[A run of records]
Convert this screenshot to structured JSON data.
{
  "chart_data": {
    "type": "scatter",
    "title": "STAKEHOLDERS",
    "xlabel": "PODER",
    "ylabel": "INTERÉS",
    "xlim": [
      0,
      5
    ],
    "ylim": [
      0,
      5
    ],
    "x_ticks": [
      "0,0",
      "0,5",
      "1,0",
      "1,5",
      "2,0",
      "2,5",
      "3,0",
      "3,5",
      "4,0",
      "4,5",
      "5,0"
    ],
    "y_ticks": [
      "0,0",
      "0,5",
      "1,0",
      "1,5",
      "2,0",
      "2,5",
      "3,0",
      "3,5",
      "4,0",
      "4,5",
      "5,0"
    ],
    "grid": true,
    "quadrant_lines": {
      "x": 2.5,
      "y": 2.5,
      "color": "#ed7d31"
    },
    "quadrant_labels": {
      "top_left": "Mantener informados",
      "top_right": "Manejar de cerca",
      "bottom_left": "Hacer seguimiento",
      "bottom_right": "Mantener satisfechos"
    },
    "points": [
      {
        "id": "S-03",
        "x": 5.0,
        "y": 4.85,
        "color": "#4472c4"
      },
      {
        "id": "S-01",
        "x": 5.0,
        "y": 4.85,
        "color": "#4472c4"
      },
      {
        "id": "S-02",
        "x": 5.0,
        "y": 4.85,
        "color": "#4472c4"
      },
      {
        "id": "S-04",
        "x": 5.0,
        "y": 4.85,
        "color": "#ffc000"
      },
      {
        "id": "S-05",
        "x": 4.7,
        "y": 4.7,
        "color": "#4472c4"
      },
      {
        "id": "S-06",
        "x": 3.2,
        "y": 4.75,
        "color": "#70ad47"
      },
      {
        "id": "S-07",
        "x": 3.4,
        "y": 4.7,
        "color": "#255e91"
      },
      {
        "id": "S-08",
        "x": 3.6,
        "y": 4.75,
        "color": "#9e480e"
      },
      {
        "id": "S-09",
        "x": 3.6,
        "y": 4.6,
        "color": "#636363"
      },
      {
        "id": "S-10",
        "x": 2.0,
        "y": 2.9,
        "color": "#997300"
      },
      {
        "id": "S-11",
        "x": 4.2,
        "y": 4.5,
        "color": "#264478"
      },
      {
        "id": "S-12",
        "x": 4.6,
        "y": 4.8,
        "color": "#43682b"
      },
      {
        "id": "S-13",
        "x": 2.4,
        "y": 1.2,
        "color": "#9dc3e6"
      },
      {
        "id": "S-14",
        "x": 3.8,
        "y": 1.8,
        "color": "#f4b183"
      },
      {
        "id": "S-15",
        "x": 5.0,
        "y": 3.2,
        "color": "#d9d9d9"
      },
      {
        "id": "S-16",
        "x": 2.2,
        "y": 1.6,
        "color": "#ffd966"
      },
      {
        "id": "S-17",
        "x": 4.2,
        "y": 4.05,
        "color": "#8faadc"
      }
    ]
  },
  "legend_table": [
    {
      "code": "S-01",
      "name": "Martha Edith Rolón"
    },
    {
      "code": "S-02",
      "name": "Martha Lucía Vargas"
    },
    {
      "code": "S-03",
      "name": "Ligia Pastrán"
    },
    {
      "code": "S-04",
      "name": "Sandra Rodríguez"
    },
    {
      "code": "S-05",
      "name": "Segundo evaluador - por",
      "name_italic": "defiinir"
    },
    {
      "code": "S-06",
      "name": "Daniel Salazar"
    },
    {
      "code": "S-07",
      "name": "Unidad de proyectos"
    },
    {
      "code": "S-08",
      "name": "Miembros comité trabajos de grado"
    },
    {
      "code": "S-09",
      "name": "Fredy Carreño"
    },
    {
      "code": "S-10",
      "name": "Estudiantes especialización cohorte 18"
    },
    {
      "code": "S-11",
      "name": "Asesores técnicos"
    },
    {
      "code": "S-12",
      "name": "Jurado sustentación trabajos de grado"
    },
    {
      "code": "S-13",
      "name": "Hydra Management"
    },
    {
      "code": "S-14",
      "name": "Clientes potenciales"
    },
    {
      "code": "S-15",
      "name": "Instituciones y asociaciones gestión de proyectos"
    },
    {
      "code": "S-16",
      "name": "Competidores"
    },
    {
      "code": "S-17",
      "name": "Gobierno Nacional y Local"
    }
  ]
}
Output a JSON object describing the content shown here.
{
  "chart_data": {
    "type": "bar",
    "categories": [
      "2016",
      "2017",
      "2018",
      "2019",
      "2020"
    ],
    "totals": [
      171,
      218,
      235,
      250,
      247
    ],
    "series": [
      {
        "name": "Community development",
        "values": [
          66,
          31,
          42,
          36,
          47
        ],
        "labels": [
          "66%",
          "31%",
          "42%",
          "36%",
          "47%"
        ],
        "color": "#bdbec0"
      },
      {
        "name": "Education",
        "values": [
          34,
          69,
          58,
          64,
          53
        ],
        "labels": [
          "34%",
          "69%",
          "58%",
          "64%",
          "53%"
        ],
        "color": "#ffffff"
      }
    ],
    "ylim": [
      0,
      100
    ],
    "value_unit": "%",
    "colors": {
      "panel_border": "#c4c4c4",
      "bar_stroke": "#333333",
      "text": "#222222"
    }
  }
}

Direction –
Retype the data in full and match it exactly.

Expected output –
Convert this screenshot to structured JSON data.
{
  "chart_data": {
    "type": "scatter",
    "title": "STAKEHOLDERS",
    "xlabel": "PODER",
    "ylabel": "INTERÉS",
    "xlim": [
      0,
      5
    ],
    "ylim": [
      0,
      5
    ],
    "x_ticks": [
      "0,0",
      "0,5",
      "1,0",
      "1,5",
      "2,0",
      "2,5",
      "3,0",
      "3,5",
      "4,0",
      "4,5",
      "5,0"
    ],
    "y_ticks": [
      "0,0",
      "0,5",
      "1,0",
      "1,5",
      "2,0",
      "2,5",
      "3,0",
      "3,5",
      "4,0",
      "4,5",
      "5,0"
    ],
    "grid": true,
    "quadrant_lines": {
      "x": 2.5,
      "y": 2.5,
      "color": "#ed7d31"
    },
    "quadrant_labels": {
      "top_left": "Mantener informados",
      "top_right": "Manejar de cerca",
      "bottom_left": "Hacer seguimiento",
      "bottom_right": "Mantener satisfechos"
    },
    "points": [
      {
        "id": "S-03",
        "x": 5.0,
        "y": 4.85,
        "color": "#4472c4"
      },
      {
        "id": "S-01",
        "x": 5.0,
        "y": 4.85,
        "color": "#4472c4"
      },
      {
        "id": "S-02",
        "x": 5.0,
        "y": 4.85,
        "color": "#4472c4"
      },
      {
        "id": "S-04",
        "x": 5.0,
        "y": 4.85,
        "color": "#ffc000"
      },
      {
        "id": "S-05",
        "x": 4.7,
        "y": 4.7,
        "color": "#4472c4"
      },
      {
        "id": "S-06",
        "x": 3.2,
        "y": 4.75,
        "color": "#70ad47"
      },
      {
        "id": "S-07",
        "x": 3.4,
        "y": 4.7,
        "color": "#255e91"
      },
      {
        "id": "S-08",
        "x": 3.6,
        "y": 4.75,
        "color": "#9e480e"
      },
      {
        "id": "S-09",
        "x": 3.6,
        "y": 4.6,
        "color": "#636363"
      },
      {
        "id": "S-10",
        "x": 2.0,
        "y": 2.9,
        "color": "#997300"
      },
      {
        "id": "S-11",
        "x": 4.2,
        "y": 4.5,
        "color": "#264478"
      },
      {
        "id": "S-12",
        "x": 4.6,
        "y": 4.8,
        "color": "#43682b"
      },
      {
        "id": "S-13",
        "x": 2.4,
        "y": 1.2,
        "color": "#9dc3e6"
      },
      {
        "id": "S-14",
        "x": 3.8,
        "y": 1.8,
        "color": "#f4b183"
      },
      {
        "id": "S-15",
        "x": 5.0,
        "y": 3.2,
        "color": "#d9d9d9"
      },
      {
        "id": "S-16",
        "x": 2.2,
        "y": 1.6,
        "color": "#ffd966"
      },
      {
        "id": "S-17",
        "x": 4.2,
        "y": 4.05,
        "color": "#8faadc"
      }
    ]
  },
  "legend_table": [
    {
      "code": "S-01",
      "name": "Martha Edith Rolón"
    },
    {
      "code": "S-02",
      "name": "Martha Lucía Vargas"
    },
    {
      "code": "S-03",
      "name": "Ligia Pastrán"
    },
    {
      "code": "S-04",
      "name": "Sandra Rodríguez"
    },
    {
      "code": "S-05",
      "name": "Segundo evaluador - por",
      "name_italic": "defiinir"
    },
    {
      "code": "S-06",
      "name": "Daniel Salazar"
    },
    {
      "code": "S-07",
      "name": "Unidad de proyectos"
    },
    {
      "code": "S-08",
      "name": "Miembros comité trabajos de grado"
    },
    {
      "code": "S-09",
      "name": "Fredy Carreño"
    },
    {
      "code": "S-10",
      "name": "Estudiantes especialización cohorte 18"
    },
    {
      "code": "S-11",
      "name": "Asesores técnicos"
    },
    {
      "code": "S-12",
      "name": "Jurado sustentación trabajos de grado"
    },
    {
      "code": "S-13",
      "name": "Hydra Management"
    },
    {
      "code": "S-14",
      "name": "Clientes potenciales"
    },
    {
      "code": "S-15",
      "name": "Instituciones y asociaciones gestión de proyectos"
    },
    {
      "code": "S-16",
      "name": "Competidores"
    },
    {
      "code": "S-17",
      "name": "Gobierno Nacional y Local"
    }
  ]
}
Output a JSON object describing the content shown here.
{
  "chart_data": {
    "type": "bar",
    "categories": [
      "2016",
      "2017",
      "2018",
      "2019",
      "2020"
    ],
    "totals": [
      171,
      218,
      235,
      250,
      247
    ],
    "series": [
      {
        "name": "Community development",
        "values": [
          66,
          31,
          42,
          36,
          47
        ],
        "labels": [
          "66%",
          "31%",
          "42%",
          "36%",
          "47%"
        ],
        "color": "#bdbec0"
      },
      {
        "name": "Education",
        "values": [
          34,
          69,
          58,
          64,
          53
        ],
        "labels": [
          "34%",
          "69%",
          "58%",
          "64%",
          "53%"
        ],
        "color": "#ffffff"
      }
    ],
    "ylim": [
      0,
      100
    ],
    "value_unit": "%",
    "colors": {
      "panel_border": "#c4c4c4",
      "bar_stroke": "#333333",
      "text": "#222222"
    }
  }
}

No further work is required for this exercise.